> DO THIS
Pictures appear in the records below; write out everything else exactly.

> GIVEN INFORMATION
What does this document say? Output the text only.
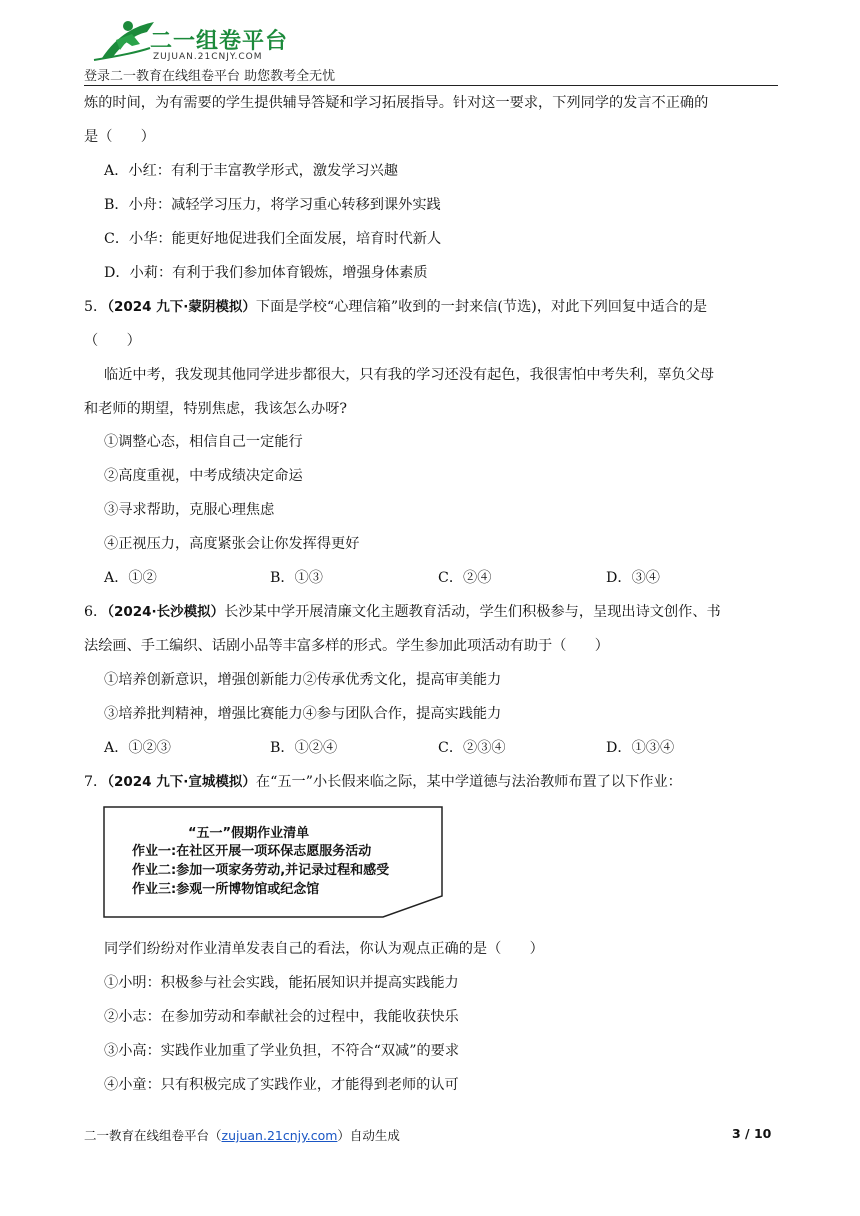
二一组卷平台
ZUJUAN.21CNJY.COM
登录二一教育在线组卷平台 助您教考全无忧
炼的时间，为有需要的学生提供辅导答疑和学习拓展指导。针对这一要求，下列同学的发言不正确的
是（　　）
A．小红：有利于丰富教学形式，激发学习兴趣
B．小舟：减轻学习压力，将学习重心转移到课外实践
C．小华：能更好地促进我们全面发展，培育时代新人
D．小莉：有利于我们参加体育锻炼，增强身体素质
5．（2024 九下·蒙阴模拟）下面是学校“心理信箱”收到的一封来信(节选)，对此下列回复中适合的是
（　　）
临近中考，我发现其他同学进步都很大，只有我的学习还没有起色，我很害怕中考失利，辜负父母
和老师的期望，特别焦虑，我该怎么办呀?
①调整心态，相信自己一定能行
②高度重视，中考成绩决定命运
③寻求帮助，克服心理焦虑
④正视压力，高度紧张会让你发挥得更好
A．①②	B．①③	C．②④	D．③④
6．（2024·长沙模拟）长沙某中学开展清廉文化主题教育活动，学生们积极参与，呈现出诗文创作、书
法绘画、手工编织、话剧小品等丰富多样的形式。学生参加此项活动有助于（　　）
①培养创新意识，增强创新能力②传承优秀文化，提高审美能力
③培养批判精神，增强比赛能力④参与团队合作，提高实践能力
A．①②③	B．①②④	C．②③④	D．①③④
7．（2024 九下·宣城模拟）在“五一”小长假来临之际，某中学道德与法治教师布置了以下作业：
“五一”假期作业清单
作业一:在社区开展一项环保志愿服务活动
作业二:参加一项家务劳动,并记录过程和感受
作业三:参观一所博物馆或纪念馆
同学们纷纷对作业清单发表自己的看法，你认为观点正确的是（　　）
①小明：积极参与社会实践，能拓展知识并提高实践能力
②小志：在参加劳动和奉献社会的过程中，我能收获快乐
③小高：实践作业加重了学业负担，不符合“双减”的要求
④小童：只有积极完成了实践作业，才能得到老师的认可
二一教育在线组卷平台（zujuan.21cnjy.com）自动生成	3 / 10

> SOLUTION FOR THIS EXERCISE
What does this document say? Output the text only.
二一组卷平台
ZUJUAN.21CNJY.COM
登录二一教育在线组卷平台 助您教考全无忧
炼的时间，为有需要的学生提供辅导答疑和学习拓展指导。针对这一要求，下列同学的发言不正确的
是（　　）
A．小红：有利于丰富教学形式，激发学习兴趣
B．小舟：减轻学习压力，将学习重心转移到课外实践
C．小华：能更好地促进我们全面发展，培育时代新人
D．小莉：有利于我们参加体育锻炼，增强身体素质
5．（2024 九下·蒙阴模拟）下面是学校“心理信箱”收到的一封来信(节选)，对此下列回复中适合的是
（　　）
临近中考，我发现其他同学进步都很大，只有我的学习还没有起色，我很害怕中考失利，辜负父母
和老师的期望，特别焦虑，我该怎么办呀?
①调整心态，相信自己一定能行
②高度重视，中考成绩决定命运
③寻求帮助，克服心理焦虑
④正视压力，高度紧张会让你发挥得更好
A．①②	B．①③	C．②④	D．③④
6．（2024·长沙模拟）长沙某中学开展清廉文化主题教育活动，学生们积极参与，呈现出诗文创作、书
法绘画、手工编织、话剧小品等丰富多样的形式。学生参加此项活动有助于（　　）
①培养创新意识，增强创新能力②传承优秀文化，提高审美能力
③培养批判精神，增强比赛能力④参与团队合作，提高实践能力
A．①②③	B．①②④	C．②③④	D．①③④
7．（2024 九下·宣城模拟）在“五一”小长假来临之际，某中学道德与法治教师布置了以下作业：
“五一”假期作业清单
作业一:在社区开展一项环保志愿服务活动
作业二:参加一项家务劳动,并记录过程和感受
作业三:参观一所博物馆或纪念馆
同学们纷纷对作业清单发表自己的看法，你认为观点正确的是（　　）
①小明：积极参与社会实践，能拓展知识并提高实践能力
②小志：在参加劳动和奉献社会的过程中，我能收获快乐
③小高：实践作业加重了学业负担，不符合“双减”的要求
④小童：只有积极完成了实践作业，才能得到老师的认可
二一教育在线组卷平台（zujuan.21cnjy.com）自动生成	3 / 10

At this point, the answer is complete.